# [WORK REQUIRED]
Here are some records; quote them exactly, leaving out the pictures.

# [EXERCISE DATA]
::::
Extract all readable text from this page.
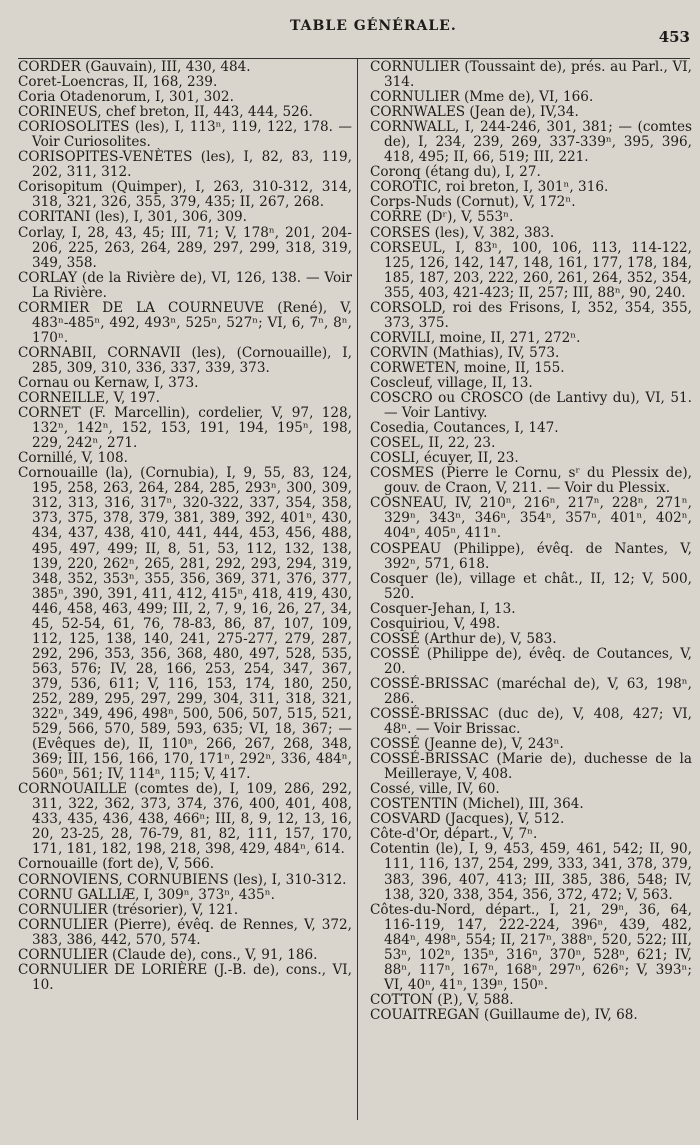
TABLE GÉNÉRALE.
453

CORDER (Gauvain), III, 430, 484.

Coret-Loencras, II, 168, 239.

Coria Otadenorum, I, 301, 302.

CORINEUS, chef breton, II, 443, 444, 526.

CORIOSOLITES (les), I, 113ⁿ, 119, 122, 178. — Voir Curiosolites.

CORISOPITES-VENÈTES (les), I, 82, 83, 119, 202, 311, 312.

Corisopitum (Quimper), I, 263, 310-312, 314, 318, 321, 326, 355, 379, 435; II, 267, 268.

CORITANI (les), I, 301, 306, 309.

Corlay, I, 28, 43, 45; III, 71; V, 178ⁿ, 201, 204-206, 225, 263, 264, 289, 297, 299, 318, 319, 349, 358.

CORLAY (de la Rivière de), VI, 126, 138. — Voir La Rivière.

CORMIER DE LA COURNEUVE (René), V, 483ⁿ-485ⁿ, 492, 493ⁿ, 525ⁿ, 527ⁿ; VI, 6, 7ⁿ, 8ⁿ, 170ⁿ.

CORNABII, CORNAVII (les), (Cornouaille), I, 285, 309, 310, 336, 337, 339, 373.

Cornau ou Kernaw, I, 373.

CORNEILLE, V, 197.

CORNET (F. Marcellin), cordelier, V, 97, 128, 132ⁿ, 142ⁿ, 152, 153, 191, 194, 195ⁿ, 198, 229, 242ⁿ, 271.

Cornillé, V, 108.

Cornouaille (la), (Cornubia), I, 9, 55, 83, 124, 195, 258, 263, 264, 284, 285, 293ⁿ, 300, 309, 312, 313, 316, 317ⁿ, 320-322, 337, 354, 358, 373, 375, 378, 379, 381, 389, 392, 401ⁿ, 430, 434, 437, 438, 410, 441, 444, 453, 456, 488, 495, 497, 499; II, 8, 51, 53, 112, 132, 138, 139, 220, 262ⁿ, 265, 281, 292, 293, 294, 319, 348, 352, 353ⁿ, 355, 356, 369, 371, 376, 377, 385ⁿ, 390, 391, 411, 412, 415ⁿ, 418, 419, 430, 446, 458, 463, 499; III, 2, 7, 9, 16, 26, 27, 34, 45, 52-54, 61, 76, 78-83, 86, 87, 107, 109, 112, 125, 138, 140, 241, 275-277, 279, 287, 292, 296, 353, 356, 368, 480, 497, 528, 535, 563, 576; IV, 28, 166, 253, 254, 347, 367, 379, 536, 611; V, 116, 153, 174, 180, 250, 252, 289, 295, 297, 299, 304, 311, 318, 321, 322ⁿ, 349, 496, 498ⁿ, 500, 506, 507, 515, 521, 529, 566, 570, 589, 593, 635; VI, 18, 367; — (Evêques de), II, 110ⁿ, 266, 267, 268, 348, 369; III, 156, 166, 170, 171ⁿ, 292ⁿ, 336, 484ⁿ, 560ⁿ, 561; IV, 114ⁿ, 115; V, 417.

CORNOUAILLE (comtes de), I, 109, 286, 292, 311, 322, 362, 373, 374, 376, 400, 401, 408, 433, 435, 436, 438, 466ⁿ; III, 8, 9, 12, 13, 16, 20, 23-25, 28, 76-79, 81, 82, 111, 157, 170, 171, 181, 182, 198, 218, 398, 429, 484ⁿ, 614.

Cornouaille (fort de), V, 566.

CORNOVIENS, CORNUBIENS (les), I, 310-312.

CORNU GALLIÆ, I, 309ⁿ, 373ⁿ, 435ⁿ.

CORNULIER (trésorier), V, 121.

CORNULIER (Pierre), évêq. de Rennes, V, 372, 383, 386, 442, 570, 574.

CORNULIER (Claude de), cons., V, 91, 186.

CORNULIER DE LORIÈRE (J.-B. de), cons., VI, 10.

CORNULIER (Toussaint de), prés. au Parl., VI, 314.

CORNULIER (Mme de), VI, 166.

CORNWALES (Jean de), IV,34.

CORNWALL, I, 244-246, 301, 381; — (comtes de), I, 234, 239, 269, 337-339ⁿ, 395, 396, 418, 495; II, 66, 519; III, 221.

Coronq (étang du), I, 27.

COROTIC, roi breton, I, 301ⁿ, 316.

Corps-Nuds (Cornut), V, 172ⁿ.

CORRE (Dʳ), V, 553ⁿ.

CORSES (les), V, 382, 383.

CORSEUL, I, 83ⁿ, 100, 106, 113, 114-122, 125, 126, 142, 147, 148, 161, 177, 178, 184, 185, 187, 203, 222, 260, 261, 264, 352, 354, 355, 403, 421-423; II, 257; III, 88ⁿ, 90, 240.

CORSOLD, roi des Frisons, I, 352, 354, 355, 373, 375.

CORVILI, moine, II, 271, 272ⁿ.

CORVIN (Mathias), IV, 573.

CORWETEN, moine, II, 155.

Coscleuf, village, II, 13.

COSCRO ou CROSCO (de Lantivy du), VI, 51. — Voir Lantivy.

Cosedia, Coutances, I, 147.

COSEL, II, 22, 23.

COSLI, écuyer, II, 23.

COSMES (Pierre le Cornu, sʳ du Plessix de), gouv. de Craon, V, 211. — Voir du Plessix.

COSNEAU, IV, 210ⁿ, 216ⁿ, 217ⁿ, 228ⁿ, 271ⁿ, 329ⁿ, 343ⁿ, 346ⁿ, 354ⁿ, 357ⁿ, 401ⁿ, 402ⁿ, 404ⁿ, 405ⁿ, 411ⁿ.

COSPEAU (Philippe), évêq. de Nantes, V, 392ⁿ, 571, 618.

Cosquer (le), village et chât., II, 12; V, 500, 520.

Cosquer-Jehan, I, 13.

Cosquiriou, V, 498.

COSSÉ (Arthur de), V, 583.

COSSÉ (Philippe de), évêq. de Coutances, V, 20.

COSSÉ-BRISSAC (maréchal de), V, 63, 198ⁿ, 286.

COSSÉ-BRISSAC (duc de), V, 408, 427; VI, 48ⁿ. — Voir Brissac.

COSSÉ (Jeanne de), V, 243ⁿ.

COSSÉ-BRISSAC (Marie de), duchesse de la Meilleraye, V, 408.

Cossé, ville, IV, 60.

COSTENTIN (Michel), III, 364.

COSVARD (Jacques), V, 512.

Côte-d'Or, départ., V, 7ⁿ.

Cotentin (le), I, 9, 453, 459, 461, 542; II, 90, 111, 116, 137, 254, 299, 333, 341, 378, 379, 383, 396, 407, 413; III, 385, 386, 548; IV, 138, 320, 338, 354, 356, 372, 472; V, 563.

Côtes-du-Nord, départ., I, 21, 29ⁿ, 36, 64, 116-119, 147, 222-224, 396ⁿ, 439, 482, 484ⁿ, 498ⁿ, 554; II, 217ⁿ, 388ⁿ, 520, 522; III, 53ⁿ, 102ⁿ, 135ⁿ, 316ⁿ, 370ⁿ, 528ⁿ, 621; IV, 88ⁿ, 117ⁿ, 167ⁿ, 168ⁿ, 297ⁿ, 626ⁿ; V, 393ⁿ; VI, 40ⁿ, 41ⁿ, 139ⁿ, 150ⁿ.

COTTON (P.), V, 588.

COUAITREGAN (Guillaume de), IV, 68.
::::
# [ANSWER TO THIS EXERCISE]
Extract all readable text from this page.
TABLE GÉNÉRALE.
453

CORDER (Gauvain), III, 430, 484.

Coret-Loencras, II, 168, 239.

Coria Otadenorum, I, 301, 302.

CORINEUS, chef breton, II, 443, 444, 526.

CORIOSOLITES (les), I, 113ⁿ, 119, 122, 178. — Voir Curiosolites.

CORISOPITES-VENÈTES (les), I, 82, 83, 119, 202, 311, 312.

Corisopitum (Quimper), I, 263, 310-312, 314, 318, 321, 326, 355, 379, 435; II, 267, 268.

CORITANI (les), I, 301, 306, 309.

Corlay, I, 28, 43, 45; III, 71; V, 178ⁿ, 201, 204-206, 225, 263, 264, 289, 297, 299, 318, 319, 349, 358.

CORLAY (de la Rivière de), VI, 126, 138. — Voir La Rivière.

CORMIER DE LA COURNEUVE (René), V, 483ⁿ-485ⁿ, 492, 493ⁿ, 525ⁿ, 527ⁿ; VI, 6, 7ⁿ, 8ⁿ, 170ⁿ.

CORNABII, CORNAVII (les), (Cornouaille), I, 285, 309, 310, 336, 337, 339, 373.

Cornau ou Kernaw, I, 373.

CORNEILLE, V, 197.

CORNET (F. Marcellin), cordelier, V, 97, 128, 132ⁿ, 142ⁿ, 152, 153, 191, 194, 195ⁿ, 198, 229, 242ⁿ, 271.

Cornillé, V, 108.

Cornouaille (la), (Cornubia), I, 9, 55, 83, 124, 195, 258, 263, 264, 284, 285, 293ⁿ, 300, 309, 312, 313, 316, 317ⁿ, 320-322, 337, 354, 358, 373, 375, 378, 379, 381, 389, 392, 401ⁿ, 430, 434, 437, 438, 410, 441, 444, 453, 456, 488, 495, 497, 499; II, 8, 51, 53, 112, 132, 138, 139, 220, 262ⁿ, 265, 281, 292, 293, 294, 319, 348, 352, 353ⁿ, 355, 356, 369, 371, 376, 377, 385ⁿ, 390, 391, 411, 412, 415ⁿ, 418, 419, 430, 446, 458, 463, 499; III, 2, 7, 9, 16, 26, 27, 34, 45, 52-54, 61, 76, 78-83, 86, 87, 107, 109, 112, 125, 138, 140, 241, 275-277, 279, 287, 292, 296, 353, 356, 368, 480, 497, 528, 535, 563, 576; IV, 28, 166, 253, 254, 347, 367, 379, 536, 611; V, 116, 153, 174, 180, 250, 252, 289, 295, 297, 299, 304, 311, 318, 321, 322ⁿ, 349, 496, 498ⁿ, 500, 506, 507, 515, 521, 529, 566, 570, 589, 593, 635; VI, 18, 367; — (Evêques de), II, 110ⁿ, 266, 267, 268, 348, 369; III, 156, 166, 170, 171ⁿ, 292ⁿ, 336, 484ⁿ, 560ⁿ, 561; IV, 114ⁿ, 115; V, 417.

CORNOUAILLE (comtes de), I, 109, 286, 292, 311, 322, 362, 373, 374, 376, 400, 401, 408, 433, 435, 436, 438, 466ⁿ; III, 8, 9, 12, 13, 16, 20, 23-25, 28, 76-79, 81, 82, 111, 157, 170, 171, 181, 182, 198, 218, 398, 429, 484ⁿ, 614.

Cornouaille (fort de), V, 566.

CORNOVIENS, CORNUBIENS (les), I, 310-312.

CORNU GALLIÆ, I, 309ⁿ, 373ⁿ, 435ⁿ.

CORNULIER (trésorier), V, 121.

CORNULIER (Pierre), évêq. de Rennes, V, 372, 383, 386, 442, 570, 574.

CORNULIER (Claude de), cons., V, 91, 186.

CORNULIER DE LORIÈRE (J.-B. de), cons., VI, 10.

CORNULIER (Toussaint de), prés. au Parl., VI, 314.

CORNULIER (Mme de), VI, 166.

CORNWALES (Jean de), IV,34.

CORNWALL, I, 244-246, 301, 381; — (comtes de), I, 234, 239, 269, 337-339ⁿ, 395, 396, 418, 495; II, 66, 519; III, 221.

Coronq (étang du), I, 27.

COROTIC, roi breton, I, 301ⁿ, 316.

Corps-Nuds (Cornut), V, 172ⁿ.

CORRE (Dʳ), V, 553ⁿ.

CORSES (les), V, 382, 383.

CORSEUL, I, 83ⁿ, 100, 106, 113, 114-122, 125, 126, 142, 147, 148, 161, 177, 178, 184, 185, 187, 203, 222, 260, 261, 264, 352, 354, 355, 403, 421-423; II, 257; III, 88ⁿ, 90, 240.

CORSOLD, roi des Frisons, I, 352, 354, 355, 373, 375.

CORVILI, moine, II, 271, 272ⁿ.

CORVIN (Mathias), IV, 573.

CORWETEN, moine, II, 155.

Coscleuf, village, II, 13.

COSCRO ou CROSCO (de Lantivy du), VI, 51. — Voir Lantivy.

Cosedia, Coutances, I, 147.

COSEL, II, 22, 23.

COSLI, écuyer, II, 23.

COSMES (Pierre le Cornu, sʳ du Plessix de), gouv. de Craon, V, 211. — Voir du Plessix.

COSNEAU, IV, 210ⁿ, 216ⁿ, 217ⁿ, 228ⁿ, 271ⁿ, 329ⁿ, 343ⁿ, 346ⁿ, 354ⁿ, 357ⁿ, 401ⁿ, 402ⁿ, 404ⁿ, 405ⁿ, 411ⁿ.

COSPEAU (Philippe), évêq. de Nantes, V, 392ⁿ, 571, 618.

Cosquer (le), village et chât., II, 12; V, 500, 520.

Cosquer-Jehan, I, 13.

Cosquiriou, V, 498.

COSSÉ (Arthur de), V, 583.

COSSÉ (Philippe de), évêq. de Coutances, V, 20.

COSSÉ-BRISSAC (maréchal de), V, 63, 198ⁿ, 286.

COSSÉ-BRISSAC (duc de), V, 408, 427; VI, 48ⁿ. — Voir Brissac.

COSSÉ (Jeanne de), V, 243ⁿ.

COSSÉ-BRISSAC (Marie de), duchesse de la Meilleraye, V, 408.

Cossé, ville, IV, 60.

COSTENTIN (Michel), III, 364.

COSVARD (Jacques), V, 512.

Côte-d'Or, départ., V, 7ⁿ.

Cotentin (le), I, 9, 453, 459, 461, 542; II, 90, 111, 116, 137, 254, 299, 333, 341, 378, 379, 383, 396, 407, 413; III, 385, 386, 548; IV, 138, 320, 338, 354, 356, 372, 472; V, 563.

Côtes-du-Nord, départ., I, 21, 29ⁿ, 36, 64, 116-119, 147, 222-224, 396ⁿ, 439, 482, 484ⁿ, 498ⁿ, 554; II, 217ⁿ, 388ⁿ, 520, 522; III, 53ⁿ, 102ⁿ, 135ⁿ, 316ⁿ, 370ⁿ, 528ⁿ, 621; IV, 88ⁿ, 117ⁿ, 167ⁿ, 168ⁿ, 297ⁿ, 626ⁿ; V, 393ⁿ; VI, 40ⁿ, 41ⁿ, 139ⁿ, 150ⁿ.

COTTON (P.), V, 588.

COUAITREGAN (Guillaume de), IV, 68.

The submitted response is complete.